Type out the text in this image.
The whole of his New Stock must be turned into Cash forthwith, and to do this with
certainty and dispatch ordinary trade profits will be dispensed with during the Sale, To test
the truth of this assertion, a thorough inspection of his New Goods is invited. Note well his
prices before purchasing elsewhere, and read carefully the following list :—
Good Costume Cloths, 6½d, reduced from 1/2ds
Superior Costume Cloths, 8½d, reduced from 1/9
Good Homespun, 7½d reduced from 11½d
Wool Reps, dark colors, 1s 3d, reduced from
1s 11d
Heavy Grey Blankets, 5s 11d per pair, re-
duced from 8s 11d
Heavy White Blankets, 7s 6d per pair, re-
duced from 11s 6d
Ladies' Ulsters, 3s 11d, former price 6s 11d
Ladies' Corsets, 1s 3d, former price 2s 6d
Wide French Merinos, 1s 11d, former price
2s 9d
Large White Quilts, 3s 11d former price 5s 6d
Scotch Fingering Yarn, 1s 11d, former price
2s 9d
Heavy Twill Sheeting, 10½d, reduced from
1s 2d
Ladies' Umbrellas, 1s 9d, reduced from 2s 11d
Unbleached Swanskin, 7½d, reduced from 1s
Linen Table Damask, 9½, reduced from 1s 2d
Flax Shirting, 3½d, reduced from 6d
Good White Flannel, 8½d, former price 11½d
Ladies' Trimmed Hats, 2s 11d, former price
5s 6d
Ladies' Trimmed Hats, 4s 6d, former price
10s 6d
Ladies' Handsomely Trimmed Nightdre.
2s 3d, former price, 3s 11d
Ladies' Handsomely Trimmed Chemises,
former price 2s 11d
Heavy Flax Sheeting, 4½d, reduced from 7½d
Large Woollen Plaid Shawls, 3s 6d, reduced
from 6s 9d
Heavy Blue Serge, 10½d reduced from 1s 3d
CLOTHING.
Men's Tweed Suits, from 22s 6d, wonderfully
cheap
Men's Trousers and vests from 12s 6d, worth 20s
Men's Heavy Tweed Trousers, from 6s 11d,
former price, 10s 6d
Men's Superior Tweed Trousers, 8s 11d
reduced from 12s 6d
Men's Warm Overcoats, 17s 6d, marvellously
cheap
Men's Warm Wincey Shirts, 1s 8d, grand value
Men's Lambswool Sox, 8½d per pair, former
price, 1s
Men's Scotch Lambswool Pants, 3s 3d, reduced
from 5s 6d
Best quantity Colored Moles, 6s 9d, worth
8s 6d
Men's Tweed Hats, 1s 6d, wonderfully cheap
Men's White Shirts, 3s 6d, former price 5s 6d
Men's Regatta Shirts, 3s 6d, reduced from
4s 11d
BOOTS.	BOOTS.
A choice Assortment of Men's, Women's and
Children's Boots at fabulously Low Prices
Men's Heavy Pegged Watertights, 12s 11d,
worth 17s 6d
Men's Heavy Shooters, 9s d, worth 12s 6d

_ _ _ _ _

■ EXERCISE REQUIREMENTS: Repeat the preceding lines exactly, please, every one of them.

■ RESPONSE TO THIS EXERCISE:
Type out the text in this image.
The whole of his New Stock must be turned into Cash forthwith, and to do this with
certainty and dispatch ordinary trade profits will be dispensed with during the Sale, To test
the truth of this assertion, a thorough inspection of his New Goods is invited. Note well his
prices before purchasing elsewhere, and read carefully the following list :—
Good Costume Cloths, 6½d, reduced from 1/2ds
Superior Costume Cloths, 8½d, reduced from 1/9
Good Homespun, 7½d reduced from 11½d
Wool Reps, dark colors, 1s 3d, reduced from
1s 11d
Heavy Grey Blankets, 5s 11d per pair, re-
duced from 8s 11d
Heavy White Blankets, 7s 6d per pair, re-
duced from 11s 6d
Ladies' Ulsters, 3s 11d, former price 6s 11d
Ladies' Corsets, 1s 3d, former price 2s 6d
Wide French Merinos, 1s 11d, former price
2s 9d
Large White Quilts, 3s 11d former price 5s 6d
Scotch Fingering Yarn, 1s 11d, former price
2s 9d
Heavy Twill Sheeting, 10½d, reduced from
1s 2d
Ladies' Umbrellas, 1s 9d, reduced from 2s 11d
Unbleached Swanskin, 7½d, reduced from 1s
Linen Table Damask, 9½, reduced from 1s 2d
Flax Shirting, 3½d, reduced from 6d
Good White Flannel, 8½d, former price 11½d
Ladies' Trimmed Hats, 2s 11d, former price
5s 6d
Ladies' Trimmed Hats, 4s 6d, former price
10s 6d
Ladies' Handsomely Trimmed Nightdre.
2s 3d, former price, 3s 11d
Ladies' Handsomely Trimmed Chemises,
former price 2s 11d
Heavy Flax Sheeting, 4½d, reduced from 7½d
Large Woollen Plaid Shawls, 3s 6d, reduced
from 6s 9d
Heavy Blue Serge, 10½d reduced from 1s 3d
CLOTHING.
Men's Tweed Suits, from 22s 6d, wonderfully
cheap
Men's Trousers and vests from 12s 6d, worth 20s
Men's Heavy Tweed Trousers, from 6s 11d,
former price, 10s 6d
Men's Superior Tweed Trousers, 8s 11d
reduced from 12s 6d
Men's Warm Overcoats, 17s 6d, marvellously
cheap
Men's Warm Wincey Shirts, 1s 8d, grand value
Men's Lambswool Sox, 8½d per pair, former
price, 1s
Men's Scotch Lambswool Pants, 3s 3d, reduced
from 5s 6d
Best quantity Colored Moles, 6s 9d, worth
8s 6d
Men's Tweed Hats, 1s 6d, wonderfully cheap
Men's White Shirts, 3s 6d, former price 5s 6d
Men's Regatta Shirts, 3s 6d, reduced from
4s 11d
BOOTS.	BOOTS.
A choice Assortment of Men's, Women's and
Children's Boots at fabulously Low Prices
Men's Heavy Pegged Watertights, 12s 11d,
worth 17s 6d
Men's Heavy Shooters, 9s d, worth 12s 6d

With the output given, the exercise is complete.